Check each line of the records below for the word "prolongent" and copy those where it appears.

----------------------------------------

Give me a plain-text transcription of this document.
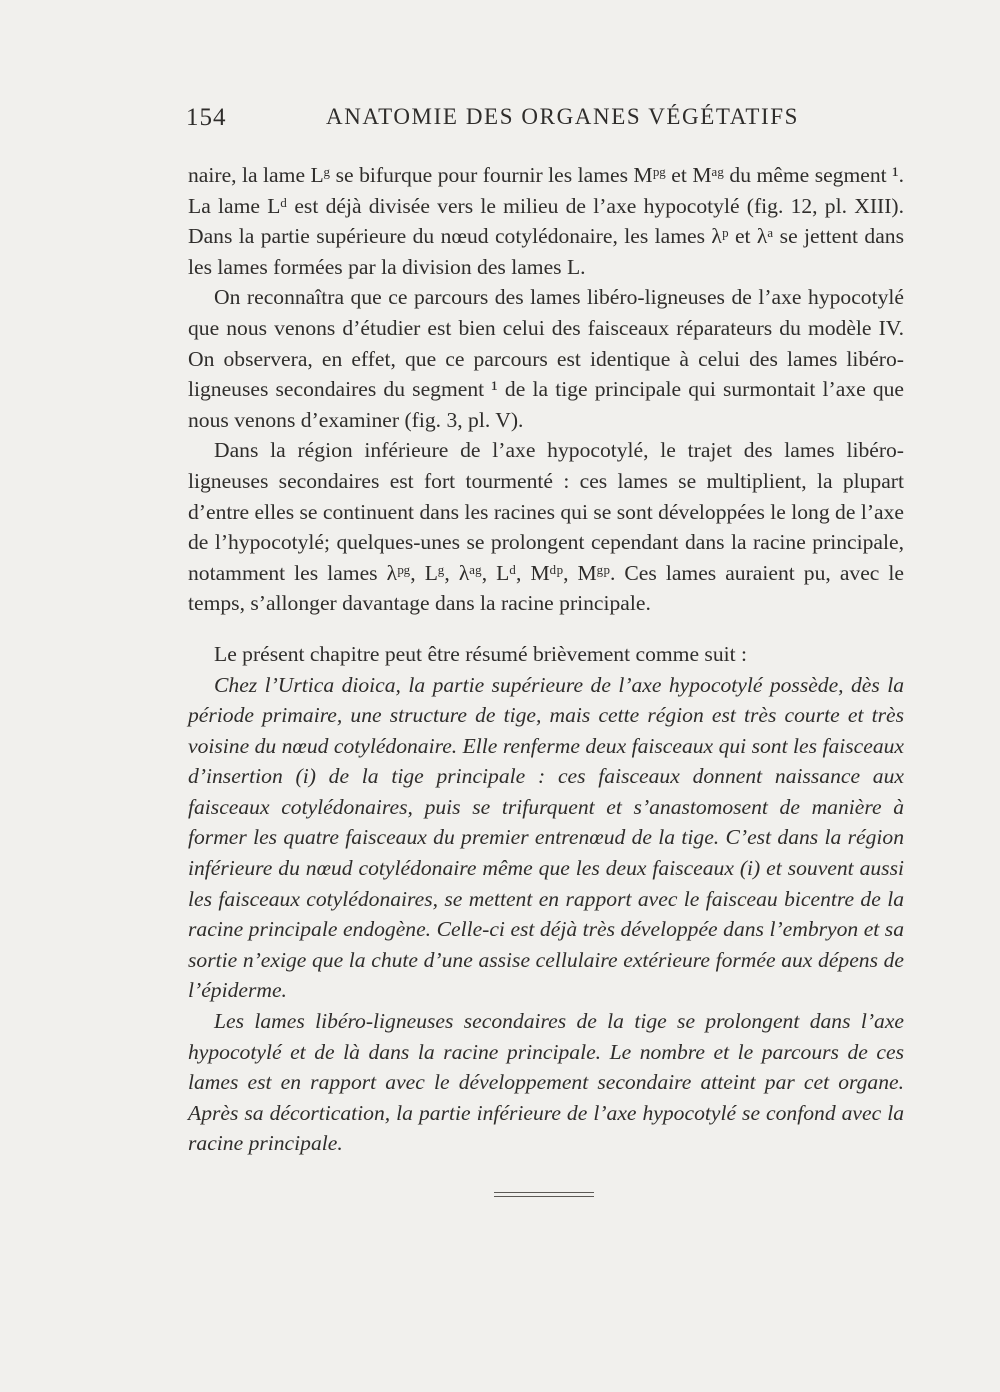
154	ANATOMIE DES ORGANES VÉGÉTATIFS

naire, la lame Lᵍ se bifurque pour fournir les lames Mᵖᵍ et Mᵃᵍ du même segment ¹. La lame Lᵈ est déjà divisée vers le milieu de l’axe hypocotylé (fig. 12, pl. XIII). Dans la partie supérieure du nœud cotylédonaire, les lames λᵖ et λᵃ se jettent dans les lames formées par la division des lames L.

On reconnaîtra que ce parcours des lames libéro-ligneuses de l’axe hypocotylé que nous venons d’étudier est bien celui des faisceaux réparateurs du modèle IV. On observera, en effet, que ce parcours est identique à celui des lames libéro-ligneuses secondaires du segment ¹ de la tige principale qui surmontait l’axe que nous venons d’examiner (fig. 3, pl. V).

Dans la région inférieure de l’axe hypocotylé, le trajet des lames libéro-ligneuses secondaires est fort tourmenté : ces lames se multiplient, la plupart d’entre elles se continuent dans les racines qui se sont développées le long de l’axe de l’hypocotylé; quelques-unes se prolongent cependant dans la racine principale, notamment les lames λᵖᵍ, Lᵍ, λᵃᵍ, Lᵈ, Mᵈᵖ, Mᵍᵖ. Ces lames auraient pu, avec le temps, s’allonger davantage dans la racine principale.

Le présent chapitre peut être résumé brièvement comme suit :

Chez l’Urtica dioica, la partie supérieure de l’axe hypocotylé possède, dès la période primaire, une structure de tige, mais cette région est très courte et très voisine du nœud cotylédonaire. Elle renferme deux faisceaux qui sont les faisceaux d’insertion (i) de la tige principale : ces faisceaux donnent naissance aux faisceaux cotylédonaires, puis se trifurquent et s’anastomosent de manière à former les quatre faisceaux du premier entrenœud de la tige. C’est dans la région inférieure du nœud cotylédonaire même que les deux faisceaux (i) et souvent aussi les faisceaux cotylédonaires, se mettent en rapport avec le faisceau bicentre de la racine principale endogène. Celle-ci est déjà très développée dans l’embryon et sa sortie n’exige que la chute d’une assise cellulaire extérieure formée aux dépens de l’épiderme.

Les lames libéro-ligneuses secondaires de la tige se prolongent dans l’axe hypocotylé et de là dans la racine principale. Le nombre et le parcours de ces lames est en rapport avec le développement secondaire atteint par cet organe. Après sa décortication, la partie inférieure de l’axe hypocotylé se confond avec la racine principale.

----------------------------------------

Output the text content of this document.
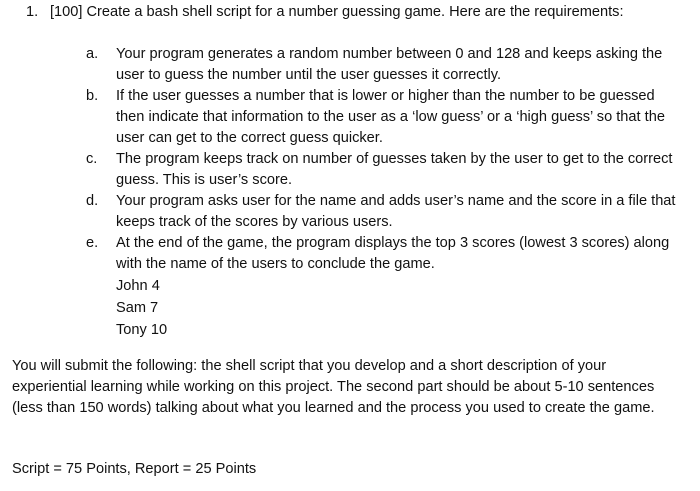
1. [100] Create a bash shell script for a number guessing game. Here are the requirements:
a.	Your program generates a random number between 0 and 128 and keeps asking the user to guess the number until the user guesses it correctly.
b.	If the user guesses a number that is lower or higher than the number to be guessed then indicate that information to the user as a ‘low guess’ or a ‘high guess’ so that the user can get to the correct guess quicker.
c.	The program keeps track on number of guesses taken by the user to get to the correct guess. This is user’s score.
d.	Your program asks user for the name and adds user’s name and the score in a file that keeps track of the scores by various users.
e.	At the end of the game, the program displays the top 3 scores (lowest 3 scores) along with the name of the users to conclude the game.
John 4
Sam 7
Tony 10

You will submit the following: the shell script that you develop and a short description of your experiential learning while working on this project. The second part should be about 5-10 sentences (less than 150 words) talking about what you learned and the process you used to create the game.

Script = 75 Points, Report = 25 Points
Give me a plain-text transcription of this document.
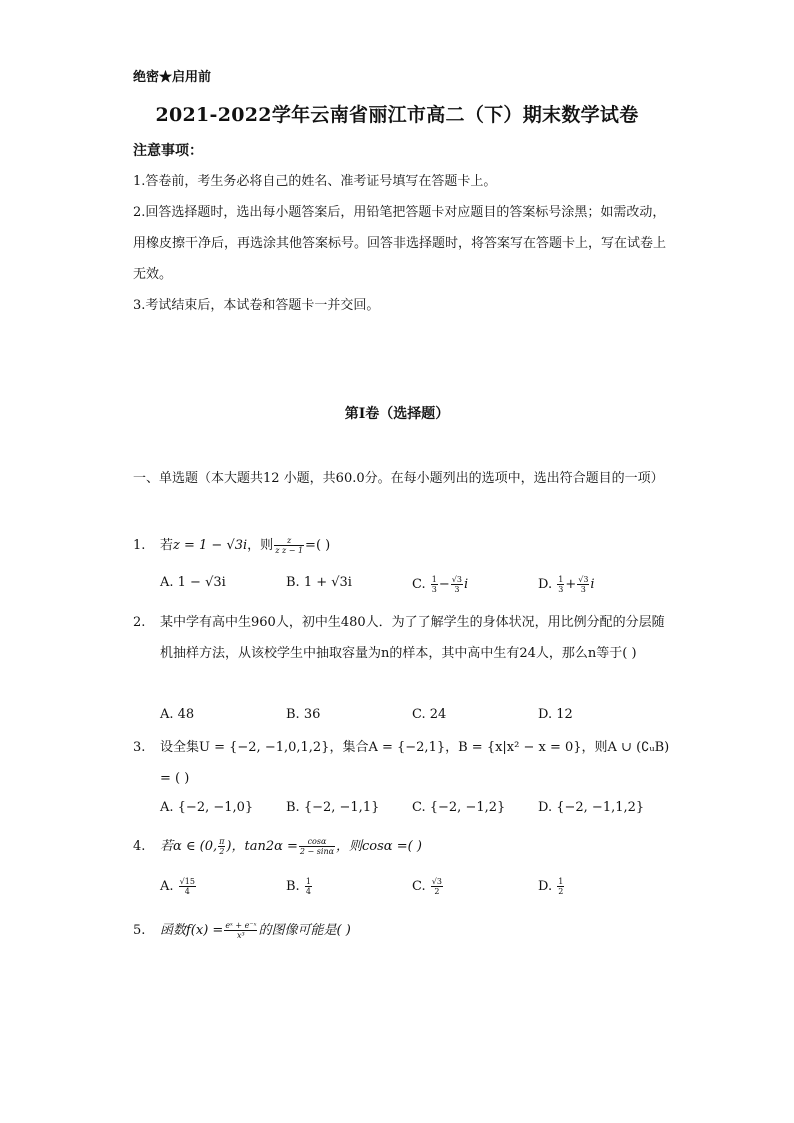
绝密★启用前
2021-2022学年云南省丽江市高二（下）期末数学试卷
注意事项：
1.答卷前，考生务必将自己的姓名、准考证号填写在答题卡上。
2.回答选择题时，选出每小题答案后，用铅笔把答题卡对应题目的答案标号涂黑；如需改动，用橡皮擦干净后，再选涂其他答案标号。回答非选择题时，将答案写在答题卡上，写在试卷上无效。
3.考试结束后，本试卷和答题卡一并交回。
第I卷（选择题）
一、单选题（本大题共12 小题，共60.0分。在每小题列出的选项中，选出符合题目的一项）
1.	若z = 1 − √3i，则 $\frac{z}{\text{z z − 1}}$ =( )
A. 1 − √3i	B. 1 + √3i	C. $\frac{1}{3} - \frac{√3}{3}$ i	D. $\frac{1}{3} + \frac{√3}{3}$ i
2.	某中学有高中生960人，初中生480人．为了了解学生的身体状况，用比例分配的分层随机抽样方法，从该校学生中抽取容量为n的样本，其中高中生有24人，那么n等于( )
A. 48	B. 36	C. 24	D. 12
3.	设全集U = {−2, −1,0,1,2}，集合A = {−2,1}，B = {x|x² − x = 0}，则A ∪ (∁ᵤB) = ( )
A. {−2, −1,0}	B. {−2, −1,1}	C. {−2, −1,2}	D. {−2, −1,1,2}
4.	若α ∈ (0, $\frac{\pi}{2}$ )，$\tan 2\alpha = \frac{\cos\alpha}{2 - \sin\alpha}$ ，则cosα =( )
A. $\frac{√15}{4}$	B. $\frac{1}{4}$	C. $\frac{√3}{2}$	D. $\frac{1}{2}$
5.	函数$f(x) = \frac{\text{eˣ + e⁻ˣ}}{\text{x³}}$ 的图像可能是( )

----------------------------------------

-- EXPECTED ANSWER --
Dans la région inférieure de l’axe hypocotylé, le trajet des lames libéro-ligneuses secondaires est fort tourmenté : ces lames se multiplient, la plupart d’entre elles se continuent dans les racines qui se sont développées le long de l’axe de l’hypocotylé; quelques-unes se prolongent cependant dans la racine principale, notamment les lames λᵖᵍ, Lᵍ, λᵃᵍ, Lᵈ, Mᵈᵖ, Mᵍᵖ. Ces lames auraient pu, avec le temps, s’allonger davantage dans la racine principale.
Les lames libéro-ligneuses secondaires de la tige se prolongent dans l’axe hypocotylé et de là dans la racine principale. Le nombre et le parcours de ces lames est en rapport avec le développement secondaire atteint par cet organe. Après sa décortication, la partie inférieure de l’axe hypocotylé se confond avec la racine principale.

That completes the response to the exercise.